[Items start]

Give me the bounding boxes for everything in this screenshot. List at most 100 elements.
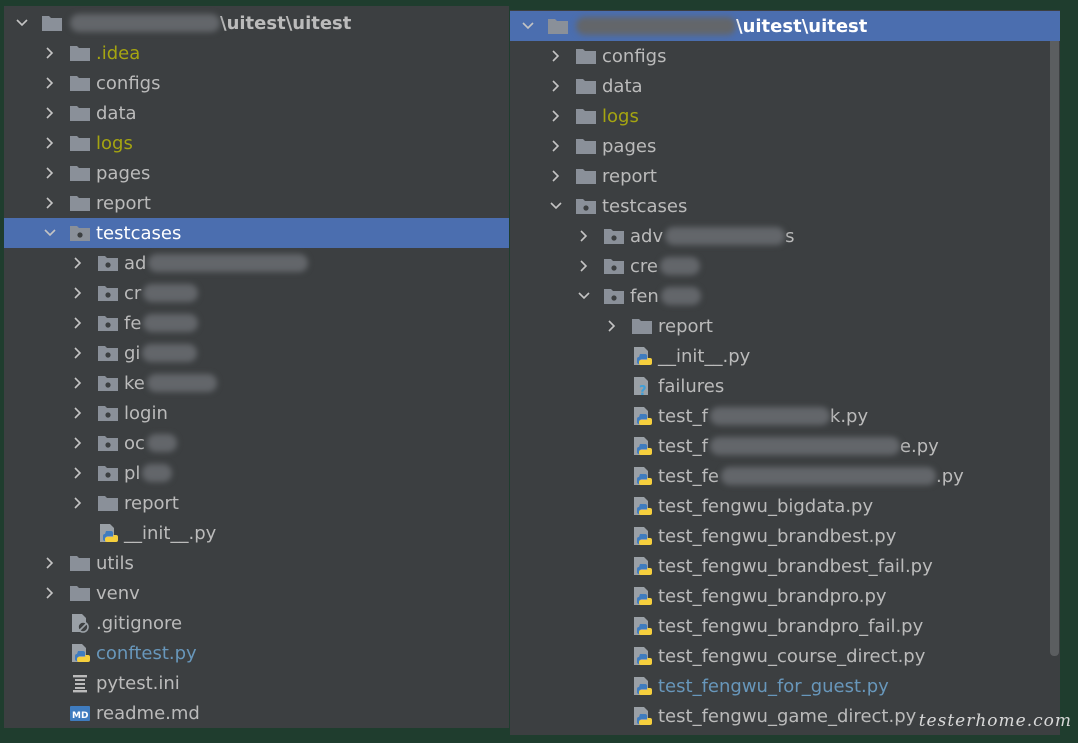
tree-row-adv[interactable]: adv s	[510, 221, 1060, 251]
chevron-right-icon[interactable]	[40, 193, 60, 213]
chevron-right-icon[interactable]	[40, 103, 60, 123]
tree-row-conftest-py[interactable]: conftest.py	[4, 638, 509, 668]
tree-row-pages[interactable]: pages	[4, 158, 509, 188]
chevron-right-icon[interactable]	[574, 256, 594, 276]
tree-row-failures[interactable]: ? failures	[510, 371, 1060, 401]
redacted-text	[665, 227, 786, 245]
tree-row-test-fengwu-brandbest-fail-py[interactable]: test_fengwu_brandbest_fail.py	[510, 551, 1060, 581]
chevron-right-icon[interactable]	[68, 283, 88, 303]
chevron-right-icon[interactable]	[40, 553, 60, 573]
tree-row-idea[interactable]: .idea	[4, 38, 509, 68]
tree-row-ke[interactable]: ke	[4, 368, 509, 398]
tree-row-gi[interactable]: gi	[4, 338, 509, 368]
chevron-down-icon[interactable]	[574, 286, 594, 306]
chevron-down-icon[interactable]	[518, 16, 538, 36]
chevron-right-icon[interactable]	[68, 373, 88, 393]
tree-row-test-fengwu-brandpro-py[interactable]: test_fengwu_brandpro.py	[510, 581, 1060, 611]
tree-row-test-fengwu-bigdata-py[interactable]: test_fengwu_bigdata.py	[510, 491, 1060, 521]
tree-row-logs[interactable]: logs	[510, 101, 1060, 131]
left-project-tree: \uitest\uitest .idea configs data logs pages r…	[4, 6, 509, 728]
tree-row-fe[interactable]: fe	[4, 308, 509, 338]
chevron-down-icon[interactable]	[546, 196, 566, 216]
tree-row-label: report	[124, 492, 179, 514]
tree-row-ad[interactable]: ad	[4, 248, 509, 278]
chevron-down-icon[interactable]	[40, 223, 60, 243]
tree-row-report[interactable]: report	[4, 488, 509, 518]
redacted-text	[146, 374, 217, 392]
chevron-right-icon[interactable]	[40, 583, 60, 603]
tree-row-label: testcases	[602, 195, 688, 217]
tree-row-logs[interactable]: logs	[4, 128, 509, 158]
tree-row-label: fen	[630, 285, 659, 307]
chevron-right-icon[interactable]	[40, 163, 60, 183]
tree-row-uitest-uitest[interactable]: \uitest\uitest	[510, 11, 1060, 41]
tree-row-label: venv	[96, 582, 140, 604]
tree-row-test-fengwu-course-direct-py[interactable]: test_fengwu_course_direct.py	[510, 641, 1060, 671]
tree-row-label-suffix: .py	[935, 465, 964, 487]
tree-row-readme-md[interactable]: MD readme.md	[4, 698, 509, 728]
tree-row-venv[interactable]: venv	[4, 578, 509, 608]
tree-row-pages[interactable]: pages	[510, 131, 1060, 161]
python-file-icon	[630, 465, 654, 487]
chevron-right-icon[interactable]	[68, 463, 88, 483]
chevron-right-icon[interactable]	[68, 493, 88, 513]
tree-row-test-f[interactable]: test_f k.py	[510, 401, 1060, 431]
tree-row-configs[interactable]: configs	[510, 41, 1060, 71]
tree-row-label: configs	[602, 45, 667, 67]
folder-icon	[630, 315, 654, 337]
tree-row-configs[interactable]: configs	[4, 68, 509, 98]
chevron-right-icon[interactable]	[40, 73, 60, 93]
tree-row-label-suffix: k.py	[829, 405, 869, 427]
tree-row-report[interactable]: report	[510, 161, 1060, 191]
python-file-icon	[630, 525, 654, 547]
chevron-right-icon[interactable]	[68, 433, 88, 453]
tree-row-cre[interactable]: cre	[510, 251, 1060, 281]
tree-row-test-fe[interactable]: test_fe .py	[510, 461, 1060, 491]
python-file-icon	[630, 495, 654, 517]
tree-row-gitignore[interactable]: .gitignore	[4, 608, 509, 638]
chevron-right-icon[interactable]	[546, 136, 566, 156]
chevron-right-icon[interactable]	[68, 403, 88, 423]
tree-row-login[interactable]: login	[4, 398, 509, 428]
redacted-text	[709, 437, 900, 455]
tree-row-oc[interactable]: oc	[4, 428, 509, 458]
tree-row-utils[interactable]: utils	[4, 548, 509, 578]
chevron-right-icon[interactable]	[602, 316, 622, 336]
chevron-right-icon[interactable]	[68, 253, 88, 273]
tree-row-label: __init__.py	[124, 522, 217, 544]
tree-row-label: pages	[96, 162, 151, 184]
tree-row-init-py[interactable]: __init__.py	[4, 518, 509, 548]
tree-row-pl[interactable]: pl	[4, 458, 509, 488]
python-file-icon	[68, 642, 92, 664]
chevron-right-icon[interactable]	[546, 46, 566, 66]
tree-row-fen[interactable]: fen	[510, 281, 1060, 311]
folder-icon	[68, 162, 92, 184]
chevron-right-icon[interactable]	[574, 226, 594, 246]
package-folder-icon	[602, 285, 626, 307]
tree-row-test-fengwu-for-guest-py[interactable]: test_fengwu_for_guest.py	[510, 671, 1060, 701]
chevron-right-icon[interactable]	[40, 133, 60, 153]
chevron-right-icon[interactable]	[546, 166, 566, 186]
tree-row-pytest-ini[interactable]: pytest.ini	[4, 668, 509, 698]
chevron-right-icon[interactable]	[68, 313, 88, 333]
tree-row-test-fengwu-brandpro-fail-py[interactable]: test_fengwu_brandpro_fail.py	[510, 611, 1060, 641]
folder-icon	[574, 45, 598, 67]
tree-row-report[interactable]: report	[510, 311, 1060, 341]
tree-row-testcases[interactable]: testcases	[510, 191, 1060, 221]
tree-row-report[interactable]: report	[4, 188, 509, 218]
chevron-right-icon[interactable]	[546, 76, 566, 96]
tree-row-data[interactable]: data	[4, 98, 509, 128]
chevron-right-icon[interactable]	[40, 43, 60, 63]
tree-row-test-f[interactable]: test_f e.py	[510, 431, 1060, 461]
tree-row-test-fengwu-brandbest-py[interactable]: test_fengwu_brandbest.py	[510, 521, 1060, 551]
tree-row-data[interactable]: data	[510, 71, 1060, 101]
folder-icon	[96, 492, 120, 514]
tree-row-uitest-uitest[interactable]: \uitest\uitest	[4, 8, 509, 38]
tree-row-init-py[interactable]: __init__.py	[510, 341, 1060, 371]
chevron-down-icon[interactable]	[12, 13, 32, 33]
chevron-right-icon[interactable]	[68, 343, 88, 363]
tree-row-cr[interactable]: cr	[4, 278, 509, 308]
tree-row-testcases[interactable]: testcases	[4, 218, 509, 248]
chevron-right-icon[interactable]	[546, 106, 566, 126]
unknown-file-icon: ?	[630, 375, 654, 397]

[Items end]

Copy out each line of the data above that contains the string "configs", matching upper and lower case.

> **Output below**
left-project-tree: \uitest\uitest .idea configs data logs pages r…	[4, 6, 509, 728]
tree-row-configs[interactable]: configs	[510, 41, 1060, 71]
tree-row-label: configs	[602, 45, 667, 67]
tree-row-configs[interactable]: configs	[4, 68, 509, 98]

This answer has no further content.